WORK INSTRUCTIONS: Pictures within the data are to be left out; everything else must be reproduced exactly.

SOURCE MATERIAL:
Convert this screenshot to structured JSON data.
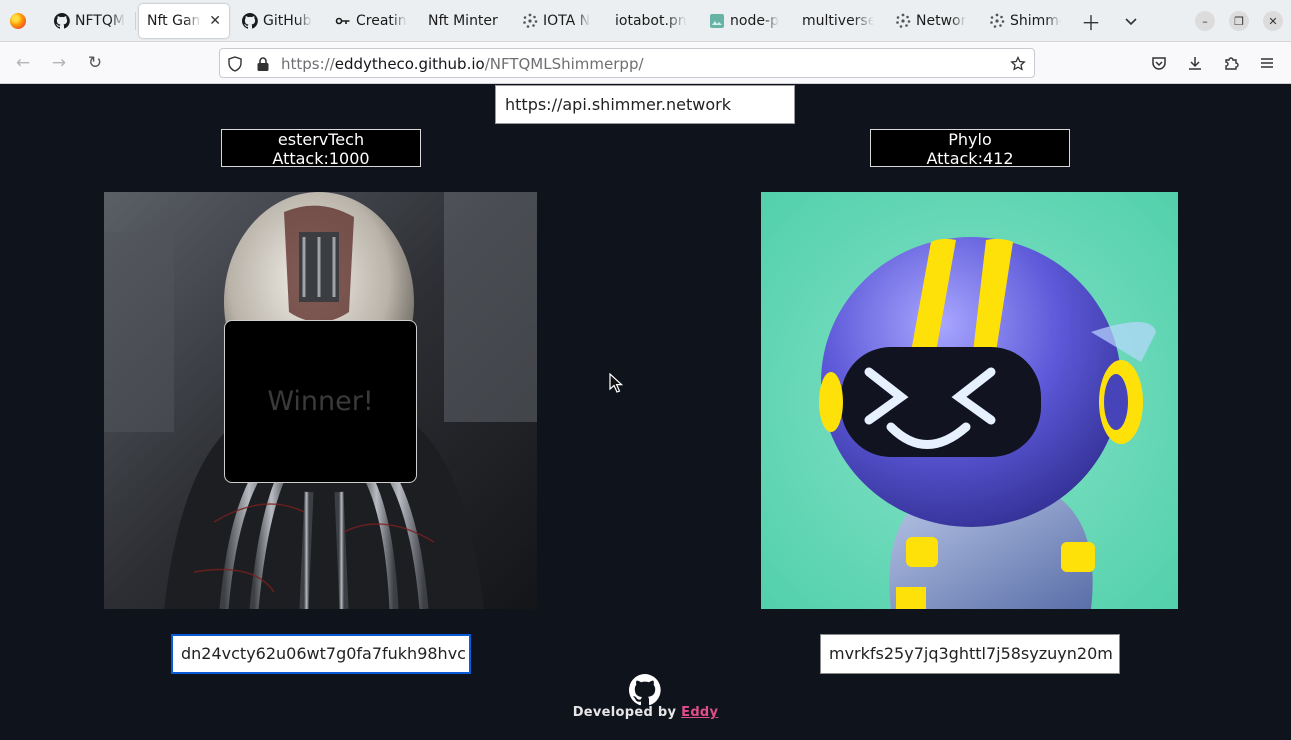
{
  "browser": {
    "tabs": [
      {
        "label": "NFTQM",
        "icon": "github-icon"
      },
      {
        "label": "Nft Gam",
        "icon": "none",
        "active": true
      },
      {
        "label": "GitHub",
        "icon": "github-icon"
      },
      {
        "label": "Creatin",
        "icon": "git-icon"
      },
      {
        "label": "Nft Minter",
        "icon": "none"
      },
      {
        "label": "IOTA N",
        "icon": "iota-icon"
      },
      {
        "label": "iotabot.pn",
        "icon": "none"
      },
      {
        "label": "node-p",
        "icon": "image-icon"
      },
      {
        "label": "multiverse",
        "icon": "none"
      },
      {
        "label": "Networ",
        "icon": "iota-icon"
      },
      {
        "label": "Shimme",
        "icon": "iota-icon"
      }
    ],
    "url_prefix": "https://",
    "url_host": "eddytheco.github.io",
    "url_path": "/NFTQMLShimmerpp/"
  },
  "page": {
    "node_url": "https://api.shimmer.network",
    "left_player": {
      "name": "estervTech",
      "attack": "Attack:1000",
      "address": "dn24vcty62u06wt7g0fa7fukh98hvc",
      "overlay": "Winner!"
    },
    "right_player": {
      "name": "Phylo",
      "attack": "Attack:412",
      "address": "mvrkfs25y7jq3ghttl7j58syzuyn20m"
    },
    "footer": {
      "prefix": "Developed by",
      "author": "Eddy"
    }
  },
  "colors": {
    "page_bg": "#0f141c",
    "focus_border": "#0a5bd8",
    "author_link": "#e04d8a"
  }
}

TASK RESPONSE:
Convert this screenshot to structured JSON data.
{
  "browser": {
    "tabs": [
      {
        "label": "NFTQM",
        "icon": "github-icon"
      },
      {
        "label": "Nft Gam",
        "icon": "none",
        "active": true
      },
      {
        "label": "GitHub",
        "icon": "github-icon"
      },
      {
        "label": "Creatin",
        "icon": "git-icon"
      },
      {
        "label": "Nft Minter",
        "icon": "none"
      },
      {
        "label": "IOTA N",
        "icon": "iota-icon"
      },
      {
        "label": "iotabot.pn",
        "icon": "none"
      },
      {
        "label": "node-p",
        "icon": "image-icon"
      },
      {
        "label": "multiverse",
        "icon": "none"
      },
      {
        "label": "Networ",
        "icon": "iota-icon"
      },
      {
        "label": "Shimme",
        "icon": "iota-icon"
      }
    ],
    "url_prefix": "https://",
    "url_host": "eddytheco.github.io",
    "url_path": "/NFTQMLShimmerpp/"
  },
  "page": {
    "node_url": "https://api.shimmer.network",
    "left_player": {
      "name": "estervTech",
      "attack": "Attack:1000",
      "address": "dn24vcty62u06wt7g0fa7fukh98hvc",
      "overlay": "Winner!"
    },
    "right_player": {
      "name": "Phylo",
      "attack": "Attack:412",
      "address": "mvrkfs25y7jq3ghttl7j58syzuyn20m"
    },
    "footer": {
      "prefix": "Developed by",
      "author": "Eddy"
    }
  },
  "colors": {
    "page_bg": "#0f141c",
    "focus_border": "#0a5bd8",
    "author_link": "#e04d8a"
  }
}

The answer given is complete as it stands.